» **TASK GOAL**:
Rewrite every line of the records below as a single numbered list, leaving out any blank lines.

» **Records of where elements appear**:
☆ ☆ ☆ ☆ ☆
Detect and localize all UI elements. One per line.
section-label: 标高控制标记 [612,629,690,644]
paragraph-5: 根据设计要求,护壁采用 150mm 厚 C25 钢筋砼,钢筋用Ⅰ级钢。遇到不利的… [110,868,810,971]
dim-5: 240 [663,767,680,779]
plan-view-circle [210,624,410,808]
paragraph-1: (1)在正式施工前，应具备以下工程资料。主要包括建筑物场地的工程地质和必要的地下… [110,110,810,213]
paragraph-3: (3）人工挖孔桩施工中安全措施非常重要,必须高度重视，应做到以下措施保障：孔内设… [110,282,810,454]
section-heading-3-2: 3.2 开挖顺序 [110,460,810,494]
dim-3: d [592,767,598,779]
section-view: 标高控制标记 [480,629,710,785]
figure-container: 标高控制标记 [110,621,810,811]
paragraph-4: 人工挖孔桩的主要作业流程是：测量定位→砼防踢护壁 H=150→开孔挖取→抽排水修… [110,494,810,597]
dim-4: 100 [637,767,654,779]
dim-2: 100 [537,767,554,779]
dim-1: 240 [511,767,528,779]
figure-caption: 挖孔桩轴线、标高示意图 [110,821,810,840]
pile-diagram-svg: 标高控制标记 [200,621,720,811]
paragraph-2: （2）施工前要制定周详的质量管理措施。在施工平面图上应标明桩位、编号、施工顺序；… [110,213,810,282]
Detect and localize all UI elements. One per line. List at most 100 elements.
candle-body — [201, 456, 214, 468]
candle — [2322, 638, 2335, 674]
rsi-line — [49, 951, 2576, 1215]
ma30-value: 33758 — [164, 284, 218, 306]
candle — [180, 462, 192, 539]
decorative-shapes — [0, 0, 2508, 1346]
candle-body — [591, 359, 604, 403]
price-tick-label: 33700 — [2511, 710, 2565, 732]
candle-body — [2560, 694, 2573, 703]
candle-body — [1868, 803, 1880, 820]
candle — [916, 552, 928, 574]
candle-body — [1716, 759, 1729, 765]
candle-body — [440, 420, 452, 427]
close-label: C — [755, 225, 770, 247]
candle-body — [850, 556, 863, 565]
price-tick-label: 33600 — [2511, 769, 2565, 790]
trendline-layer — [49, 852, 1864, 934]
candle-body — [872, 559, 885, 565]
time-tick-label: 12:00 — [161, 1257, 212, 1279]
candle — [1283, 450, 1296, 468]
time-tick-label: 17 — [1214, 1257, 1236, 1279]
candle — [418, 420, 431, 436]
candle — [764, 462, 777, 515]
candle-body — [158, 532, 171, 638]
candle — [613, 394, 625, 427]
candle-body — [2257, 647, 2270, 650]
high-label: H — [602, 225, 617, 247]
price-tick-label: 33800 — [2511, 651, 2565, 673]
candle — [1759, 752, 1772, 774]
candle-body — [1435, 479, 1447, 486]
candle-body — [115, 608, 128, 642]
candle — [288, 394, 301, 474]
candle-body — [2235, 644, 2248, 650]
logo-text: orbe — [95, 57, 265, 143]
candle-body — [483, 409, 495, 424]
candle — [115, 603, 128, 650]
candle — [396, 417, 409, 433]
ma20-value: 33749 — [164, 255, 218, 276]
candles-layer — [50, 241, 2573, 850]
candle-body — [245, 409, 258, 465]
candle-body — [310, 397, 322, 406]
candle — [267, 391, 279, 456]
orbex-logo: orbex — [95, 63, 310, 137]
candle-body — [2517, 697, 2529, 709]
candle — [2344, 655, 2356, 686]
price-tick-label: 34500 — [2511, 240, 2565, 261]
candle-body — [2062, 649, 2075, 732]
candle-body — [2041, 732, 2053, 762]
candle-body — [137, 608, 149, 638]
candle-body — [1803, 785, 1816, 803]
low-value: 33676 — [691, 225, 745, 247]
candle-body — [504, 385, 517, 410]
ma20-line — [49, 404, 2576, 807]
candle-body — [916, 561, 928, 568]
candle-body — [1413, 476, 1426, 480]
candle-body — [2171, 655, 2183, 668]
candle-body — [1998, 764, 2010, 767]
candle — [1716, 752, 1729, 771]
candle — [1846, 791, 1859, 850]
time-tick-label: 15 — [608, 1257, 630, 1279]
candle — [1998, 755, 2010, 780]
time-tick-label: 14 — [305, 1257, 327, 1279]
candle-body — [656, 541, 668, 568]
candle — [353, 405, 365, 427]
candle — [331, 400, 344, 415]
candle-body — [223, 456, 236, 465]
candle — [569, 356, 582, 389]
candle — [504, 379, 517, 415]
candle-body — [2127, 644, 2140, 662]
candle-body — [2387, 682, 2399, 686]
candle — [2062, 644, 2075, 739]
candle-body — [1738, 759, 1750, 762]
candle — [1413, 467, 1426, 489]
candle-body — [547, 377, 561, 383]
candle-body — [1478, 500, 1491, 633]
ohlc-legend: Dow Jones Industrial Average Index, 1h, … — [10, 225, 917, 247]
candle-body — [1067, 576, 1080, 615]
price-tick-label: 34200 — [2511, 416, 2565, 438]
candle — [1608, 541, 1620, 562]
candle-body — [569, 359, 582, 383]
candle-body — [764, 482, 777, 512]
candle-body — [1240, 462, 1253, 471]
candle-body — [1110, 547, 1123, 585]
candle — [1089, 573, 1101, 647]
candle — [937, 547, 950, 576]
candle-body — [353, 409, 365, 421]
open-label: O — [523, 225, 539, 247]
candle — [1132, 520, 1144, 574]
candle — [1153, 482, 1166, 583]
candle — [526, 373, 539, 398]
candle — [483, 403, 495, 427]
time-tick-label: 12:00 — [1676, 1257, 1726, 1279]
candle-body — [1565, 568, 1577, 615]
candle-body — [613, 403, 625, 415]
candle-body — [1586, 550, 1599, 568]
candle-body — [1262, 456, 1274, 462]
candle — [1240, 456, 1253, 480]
☆ ☆ ☆ ☆ ☆
» **EXERCISE ANSWER**:
1. Detect and localize all UI elements. One per line.
2. section-label: 标高控制标记 [612,629,690,644]
3. paragraph-5: 根据设计要求,护壁采用 150mm 厚 C25 钢筋砼,钢筋用Ⅰ级钢。遇到不利的… [110,868,810,971]
4. dim-5: 240 [663,767,680,779]
5. plan-view-circle [210,624,410,808]
6. paragraph-1: (1)在正式施工前，应具备以下工程资料。主要包括建筑物场地的工程地质和必要的地下… [110,110,810,213]
7. paragraph-3: (3）人工挖孔桩施工中安全措施非常重要,必须高度重视，应做到以下措施保障：孔内设… [110,282,810,454]
8. section-heading-3-2: 3.2 开挖顺序 [110,460,810,494]
9. dim-3: d [592,767,598,779]
10. section-view: 标高控制标记 [480,629,710,785]
11. figure-container: 标高控制标记 [110,621,810,811]
12. paragraph-4: 人工挖孔桩的主要作业流程是：测量定位→砼防踢护壁 H=150→开孔挖取→抽排水修… [110,494,810,597]
13. dim-4: 100 [637,767,654,779]
14. dim-2: 100 [537,767,554,779]
15. dim-1: 240 [511,767,528,779]
16. figure-caption: 挖孔桩轴线、标高示意图 [110,821,810,840]
17. pile-diagram-svg: 标高控制标记 [200,621,720,811]
18. paragraph-2: （2）施工前要制定周详的质量管理措施。在施工平面图上应标明桩位、编号、施工顺序；… [110,213,810,282]
19. Detect and localize all UI elements. One per line. List at most 100 elements.
20. candle-body — [201, 456, 214, 468]
21. candle — [2322, 638, 2335, 674]
22. rsi-line — [49, 951, 2576, 1215]
23. ma30-value: 33758 — [164, 284, 218, 306]
24. candle — [180, 462, 192, 539]
25. decorative-shapes — [0, 0, 2508, 1346]
26. candle-body — [591, 359, 604, 403]
27. price-tick-label: 33700 — [2511, 710, 2565, 732]
28. candle-body — [2560, 694, 2573, 703]
29. candle-body — [1868, 803, 1880, 820]
30. candle — [916, 552, 928, 574]
31. candle-body — [1716, 759, 1729, 765]
32. candle-body — [440, 420, 452, 427]
33. close-label: C — [755, 225, 770, 247]
34. candle-body — [850, 556, 863, 565]
35. price-tick-label: 33600 — [2511, 769, 2565, 790]
36. trendline-layer — [49, 852, 1864, 934]
37. candle-body — [872, 559, 885, 565]
38. time-tick-label: 12:00 — [161, 1257, 212, 1279]
39. candle — [1283, 450, 1296, 468]
40. time-tick-label: 17 — [1214, 1257, 1236, 1279]
41. candle — [418, 420, 431, 436]
42. candle — [764, 462, 777, 515]
43. candle-body — [158, 532, 171, 638]
44. candle — [613, 394, 625, 427]
45. candle-body — [2257, 647, 2270, 650]
46. high-label: H — [602, 225, 617, 247]
47. price-tick-label: 33800 — [2511, 651, 2565, 673]
48. candle — [1759, 752, 1772, 774]
49. candle-body — [1435, 479, 1447, 486]
50. candle-body — [115, 608, 128, 642]
51. candle — [288, 394, 301, 474]
52. candle-body — [2235, 644, 2248, 650]
53. logo-text: orbe — [95, 57, 265, 143]
54. candle-body — [483, 409, 495, 424]
55. candle — [115, 603, 128, 650]
56. candle — [396, 417, 409, 433]
57. ma20-value: 33749 — [164, 255, 218, 276]
58. candles-layer — [50, 241, 2573, 850]
59. candle-body — [245, 409, 258, 465]
60. candle-body — [310, 397, 322, 406]
61. candle — [267, 391, 279, 456]
62. orbex-logo: orbex — [95, 63, 310, 137]
63. candle-body — [2517, 697, 2529, 709]
64. candle — [2344, 655, 2356, 686]
65. price-tick-label: 34500 — [2511, 240, 2565, 261]
66. candle-body — [2062, 649, 2075, 732]
67. candle-body — [2041, 732, 2053, 762]
68. candle-body — [137, 608, 149, 638]
69. candle-body — [1803, 785, 1816, 803]
70. low-value: 33676 — [691, 225, 745, 247]
71. candle-body — [504, 385, 517, 410]
72. ma20-line — [49, 404, 2576, 807]
73. candle-body — [916, 561, 928, 568]
74. candle-body — [1413, 476, 1426, 480]
75. candle-body — [2171, 655, 2183, 668]
76. candle-body — [1998, 764, 2010, 767]
77. candle — [1716, 752, 1729, 771]
78. candle — [1846, 791, 1859, 850]
79. time-tick-label: 15 — [608, 1257, 630, 1279]
80. candle — [1998, 755, 2010, 780]
81. time-tick-label: 14 — [305, 1257, 327, 1279]
82. candle-body — [656, 541, 668, 568]
83. candle — [353, 405, 365, 427]
84. candle — [331, 400, 344, 415]
85. candle-body — [223, 456, 236, 465]
86. candle — [569, 356, 582, 389]
87. candle — [504, 379, 517, 415]
88. candle-body — [2127, 644, 2140, 662]
89. candle-body — [2387, 682, 2399, 686]
90. candle — [2062, 644, 2075, 739]
91. candle-body — [1738, 759, 1750, 762]
92. candle — [1413, 467, 1426, 489]
93. candle-body — [547, 377, 561, 383]
94. candle-body — [1478, 500, 1491, 633]
95. ohlc-legend: Dow Jones Industrial Average Index, 1h, … — [10, 225, 917, 247]
96. candle-body — [1067, 576, 1080, 615]
97. price-tick-label: 34200 — [2511, 416, 2565, 438]
98. candle — [1608, 541, 1620, 562]
99. candle-body — [569, 359, 582, 383]
100. candle-body — [764, 482, 777, 512]
101. candle-body — [1240, 462, 1253, 471]
102. candle-body — [1110, 547, 1123, 585]
103. candle — [1089, 573, 1101, 647]
104. candle — [937, 547, 950, 576]
105. candle-body — [353, 409, 365, 421]
106. open-label: O — [523, 225, 539, 247]
107. candle — [1132, 520, 1144, 574]
108. candle — [1153, 482, 1166, 583]
109. candle — [526, 373, 539, 398]
110. candle — [483, 403, 495, 427]
111. time-tick-label: 12:00 — [1676, 1257, 1726, 1279]
112. candle-body — [1565, 568, 1577, 615]
113. candle-body — [613, 403, 625, 415]
114. candle-body — [1586, 550, 1599, 568]
115. candle-body — [1262, 456, 1274, 462]
116. candle — [1240, 456, 1253, 480]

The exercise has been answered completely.